### PROBLEM STATEMENT
Give the count of lines in the data that include the string "eine", with no added remarks.

**** GIVEN RECORDS

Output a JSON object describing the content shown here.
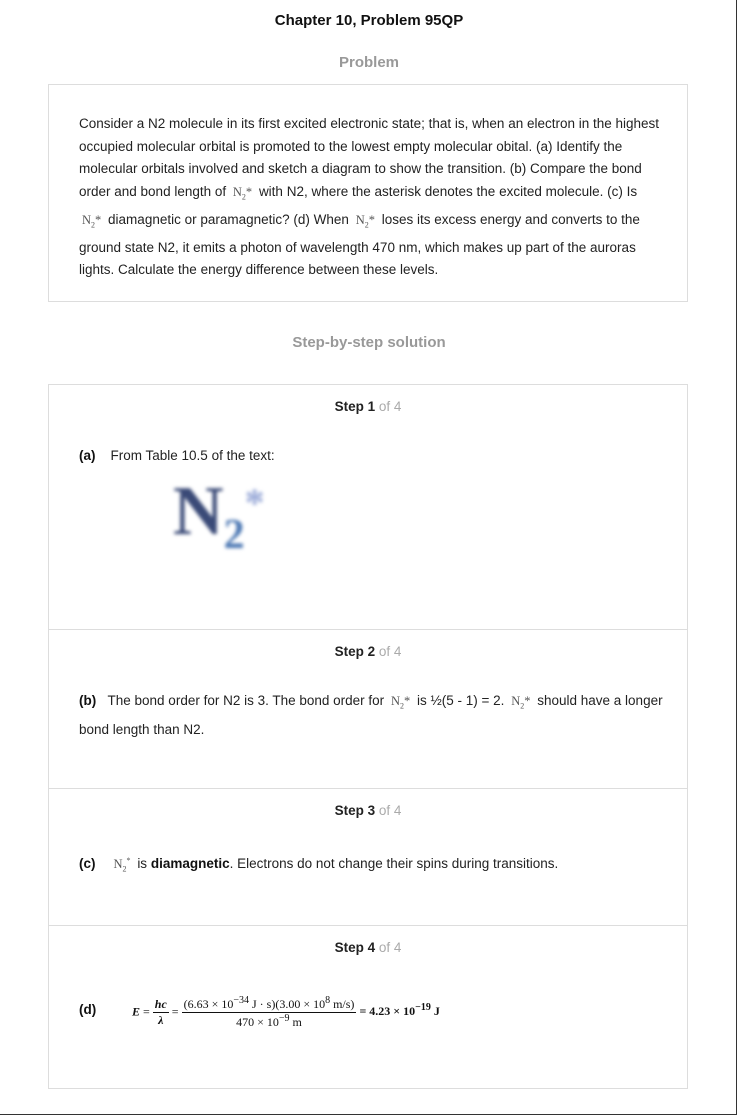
{
  "title": "Chapter 10, Problem 95QP",
  "problem_heading": "Problem",
  "problem": {
    "p1": "Consider a N2 molecule in its first excited electronic state; that is, when an electron in the highest occupied molecular orbital is promoted to the lowest empty molecular obital. (a) Identify the molecular orbitals involved and sketch a diagram to show the transition. (b) Compare the bond order and bond length of",
    "p2": "with N2, where the asterisk denotes the excited molecule. (c) Is",
    "p3": "diamagnetic or paramagnetic? (d) When",
    "p4": "loses its excess energy and converts to the ground state N2, it emits a photon of wavelength 470 nm, which makes up part of the auroras lights. Calculate the energy difference between these levels."
  },
  "solution_heading": "Step-by-step solution",
  "of_label": "of 4",
  "steps": [
    {
      "label": "Step",
      "num": "1",
      "part": "(a)",
      "text": "From Table 10.5 of the text:"
    },
    {
      "label": "Step",
      "num": "2",
      "part": "(b)",
      "t1": "The bond order for N2 is 3. The bond order for",
      "t2": "is ½(5 - 1) = 2.",
      "t3": "should have a longer bond length than N2."
    },
    {
      "label": "Step",
      "num": "3",
      "part": "(c)",
      "t1": "is",
      "bold": "diamagnetic",
      "t2": ". Electrons do not change their spins during transitions."
    },
    {
      "label": "Step",
      "num": "4",
      "part": "(d)"
    }
  ],
  "chem": {
    "n": "N",
    "sub": "2",
    "star": "*"
  },
  "formula": {
    "lhs": "E",
    "eq": "=",
    "hc": "hc",
    "lambda": "λ",
    "num": "(6.63 × 10",
    "exp1": "−34",
    "num2": " J · s)(3.00 × 10",
    "exp2": "8",
    "num3": " m/s)",
    "den": "470 × 10",
    "exp3": "−9",
    "den2": " m",
    "result": "= 4.23 × 10",
    "exp4": "−19",
    "result2": " J"
  }
}
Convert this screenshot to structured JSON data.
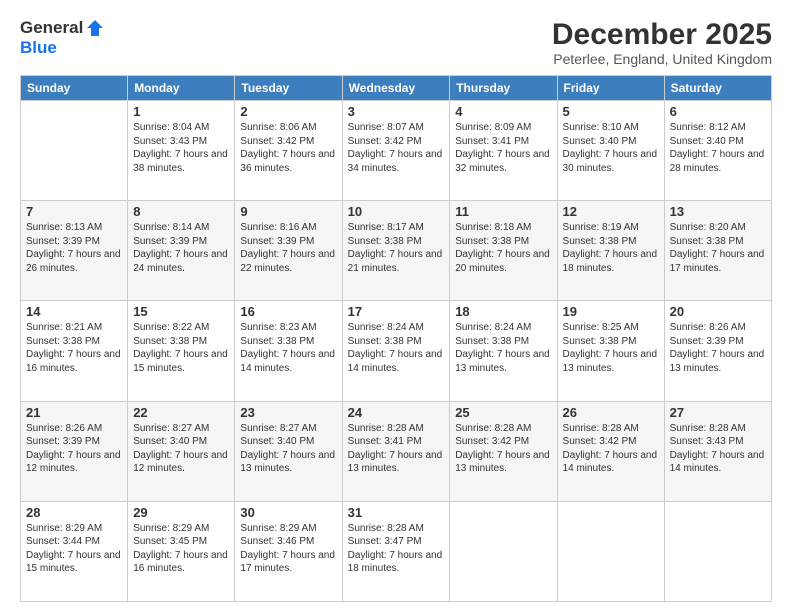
{
  "logo": {
    "general": "General",
    "blue": "Blue"
  },
  "title": "December 2025",
  "subtitle": "Peterlee, England, United Kingdom",
  "headers": [
    "Sunday",
    "Monday",
    "Tuesday",
    "Wednesday",
    "Thursday",
    "Friday",
    "Saturday"
  ],
  "weeks": [
    [
      {
        "day": "",
        "sunrise": "",
        "sunset": "",
        "daylight": ""
      },
      {
        "day": "1",
        "sunrise": "Sunrise: 8:04 AM",
        "sunset": "Sunset: 3:43 PM",
        "daylight": "Daylight: 7 hours and 38 minutes."
      },
      {
        "day": "2",
        "sunrise": "Sunrise: 8:06 AM",
        "sunset": "Sunset: 3:42 PM",
        "daylight": "Daylight: 7 hours and 36 minutes."
      },
      {
        "day": "3",
        "sunrise": "Sunrise: 8:07 AM",
        "sunset": "Sunset: 3:42 PM",
        "daylight": "Daylight: 7 hours and 34 minutes."
      },
      {
        "day": "4",
        "sunrise": "Sunrise: 8:09 AM",
        "sunset": "Sunset: 3:41 PM",
        "daylight": "Daylight: 7 hours and 32 minutes."
      },
      {
        "day": "5",
        "sunrise": "Sunrise: 8:10 AM",
        "sunset": "Sunset: 3:40 PM",
        "daylight": "Daylight: 7 hours and 30 minutes."
      },
      {
        "day": "6",
        "sunrise": "Sunrise: 8:12 AM",
        "sunset": "Sunset: 3:40 PM",
        "daylight": "Daylight: 7 hours and 28 minutes."
      }
    ],
    [
      {
        "day": "7",
        "sunrise": "Sunrise: 8:13 AM",
        "sunset": "Sunset: 3:39 PM",
        "daylight": "Daylight: 7 hours and 26 minutes."
      },
      {
        "day": "8",
        "sunrise": "Sunrise: 8:14 AM",
        "sunset": "Sunset: 3:39 PM",
        "daylight": "Daylight: 7 hours and 24 minutes."
      },
      {
        "day": "9",
        "sunrise": "Sunrise: 8:16 AM",
        "sunset": "Sunset: 3:39 PM",
        "daylight": "Daylight: 7 hours and 22 minutes."
      },
      {
        "day": "10",
        "sunrise": "Sunrise: 8:17 AM",
        "sunset": "Sunset: 3:38 PM",
        "daylight": "Daylight: 7 hours and 21 minutes."
      },
      {
        "day": "11",
        "sunrise": "Sunrise: 8:18 AM",
        "sunset": "Sunset: 3:38 PM",
        "daylight": "Daylight: 7 hours and 20 minutes."
      },
      {
        "day": "12",
        "sunrise": "Sunrise: 8:19 AM",
        "sunset": "Sunset: 3:38 PM",
        "daylight": "Daylight: 7 hours and 18 minutes."
      },
      {
        "day": "13",
        "sunrise": "Sunrise: 8:20 AM",
        "sunset": "Sunset: 3:38 PM",
        "daylight": "Daylight: 7 hours and 17 minutes."
      }
    ],
    [
      {
        "day": "14",
        "sunrise": "Sunrise: 8:21 AM",
        "sunset": "Sunset: 3:38 PM",
        "daylight": "Daylight: 7 hours and 16 minutes."
      },
      {
        "day": "15",
        "sunrise": "Sunrise: 8:22 AM",
        "sunset": "Sunset: 3:38 PM",
        "daylight": "Daylight: 7 hours and 15 minutes."
      },
      {
        "day": "16",
        "sunrise": "Sunrise: 8:23 AM",
        "sunset": "Sunset: 3:38 PM",
        "daylight": "Daylight: 7 hours and 14 minutes."
      },
      {
        "day": "17",
        "sunrise": "Sunrise: 8:24 AM",
        "sunset": "Sunset: 3:38 PM",
        "daylight": "Daylight: 7 hours and 14 minutes."
      },
      {
        "day": "18",
        "sunrise": "Sunrise: 8:24 AM",
        "sunset": "Sunset: 3:38 PM",
        "daylight": "Daylight: 7 hours and 13 minutes."
      },
      {
        "day": "19",
        "sunrise": "Sunrise: 8:25 AM",
        "sunset": "Sunset: 3:38 PM",
        "daylight": "Daylight: 7 hours and 13 minutes."
      },
      {
        "day": "20",
        "sunrise": "Sunrise: 8:26 AM",
        "sunset": "Sunset: 3:39 PM",
        "daylight": "Daylight: 7 hours and 13 minutes."
      }
    ],
    [
      {
        "day": "21",
        "sunrise": "Sunrise: 8:26 AM",
        "sunset": "Sunset: 3:39 PM",
        "daylight": "Daylight: 7 hours and 12 minutes."
      },
      {
        "day": "22",
        "sunrise": "Sunrise: 8:27 AM",
        "sunset": "Sunset: 3:40 PM",
        "daylight": "Daylight: 7 hours and 12 minutes."
      },
      {
        "day": "23",
        "sunrise": "Sunrise: 8:27 AM",
        "sunset": "Sunset: 3:40 PM",
        "daylight": "Daylight: 7 hours and 13 minutes."
      },
      {
        "day": "24",
        "sunrise": "Sunrise: 8:28 AM",
        "sunset": "Sunset: 3:41 PM",
        "daylight": "Daylight: 7 hours and 13 minutes."
      },
      {
        "day": "25",
        "sunrise": "Sunrise: 8:28 AM",
        "sunset": "Sunset: 3:42 PM",
        "daylight": "Daylight: 7 hours and 13 minutes."
      },
      {
        "day": "26",
        "sunrise": "Sunrise: 8:28 AM",
        "sunset": "Sunset: 3:42 PM",
        "daylight": "Daylight: 7 hours and 14 minutes."
      },
      {
        "day": "27",
        "sunrise": "Sunrise: 8:28 AM",
        "sunset": "Sunset: 3:43 PM",
        "daylight": "Daylight: 7 hours and 14 minutes."
      }
    ],
    [
      {
        "day": "28",
        "sunrise": "Sunrise: 8:29 AM",
        "sunset": "Sunset: 3:44 PM",
        "daylight": "Daylight: 7 hours and 15 minutes."
      },
      {
        "day": "29",
        "sunrise": "Sunrise: 8:29 AM",
        "sunset": "Sunset: 3:45 PM",
        "daylight": "Daylight: 7 hours and 16 minutes."
      },
      {
        "day": "30",
        "sunrise": "Sunrise: 8:29 AM",
        "sunset": "Sunset: 3:46 PM",
        "daylight": "Daylight: 7 hours and 17 minutes."
      },
      {
        "day": "31",
        "sunrise": "Sunrise: 8:28 AM",
        "sunset": "Sunset: 3:47 PM",
        "daylight": "Daylight: 7 hours and 18 minutes."
      },
      {
        "day": "",
        "sunrise": "",
        "sunset": "",
        "daylight": ""
      },
      {
        "day": "",
        "sunrise": "",
        "sunset": "",
        "daylight": ""
      },
      {
        "day": "",
        "sunrise": "",
        "sunset": "",
        "daylight": ""
      }
    ]
  ]
}
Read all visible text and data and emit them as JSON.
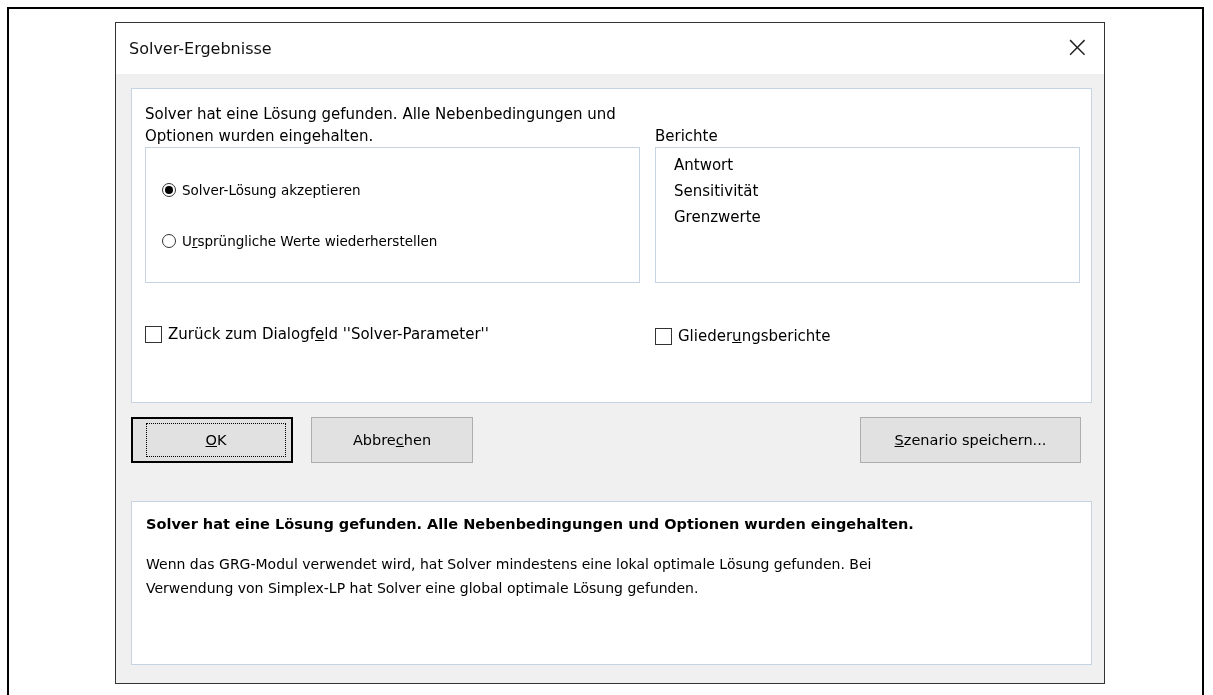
{
  "window": {
    "title": "Solver-Ergebnisse",
    "close": "×"
  },
  "message": "Solver hat eine Lösung gefunden. Alle Nebenbedingungen und Optionen wurden eingehalten.",
  "options": [
    {
      "label_start": "Solver-Lösung akzeptieren",
      "selected": true
    },
    {
      "label_start": "U",
      "access_key": "r",
      "label_end": "sprüngliche Werte wiederherstellen",
      "selected": false
    }
  ],
  "reports": {
    "label": "Berichte",
    "items": [
      {
        "label": "Antwort",
        "selected": false
      },
      {
        "label": "Sensitivität",
        "selected": false
      },
      {
        "label": "Grenzwerte",
        "selected": false
      }
    ]
  },
  "checkboxes": [
    {
      "label_start": "Zurück zum Dialogf",
      "access_key": "e",
      "label_end": "ld ''Solver-Parameter''",
      "checked": false
    },
    {
      "label_start": "Glieder",
      "access_key": "u",
      "label_end": "ngsberichte",
      "checked": false
    }
  ],
  "buttons": [
    {
      "access_key": "O",
      "label_end": "K",
      "default": true,
      "focused": true
    },
    {
      "label_start": "Abbre",
      "access_key": "c",
      "label_end": "hen",
      "default": false,
      "focused": false
    }
  ],
  "side_buttons": [
    {
      "access_key": "S",
      "label_end": "zenario speichern...",
      "default": false,
      "focused": false
    }
  ],
  "info": {
    "heading": "Solver hat eine Lösung gefunden. Alle Nebenbedingungen und Optionen wurden eingehalten.",
    "text": "Wenn das GRG-Modul verwendet wird, hat Solver mindestens eine lokal optimale Lösung gefunden. Bei Verwendung von Simplex-LP hat Solver eine global optimale Lösung gefunden."
  }
}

********

### SOLUTION FOR THIS TASK
3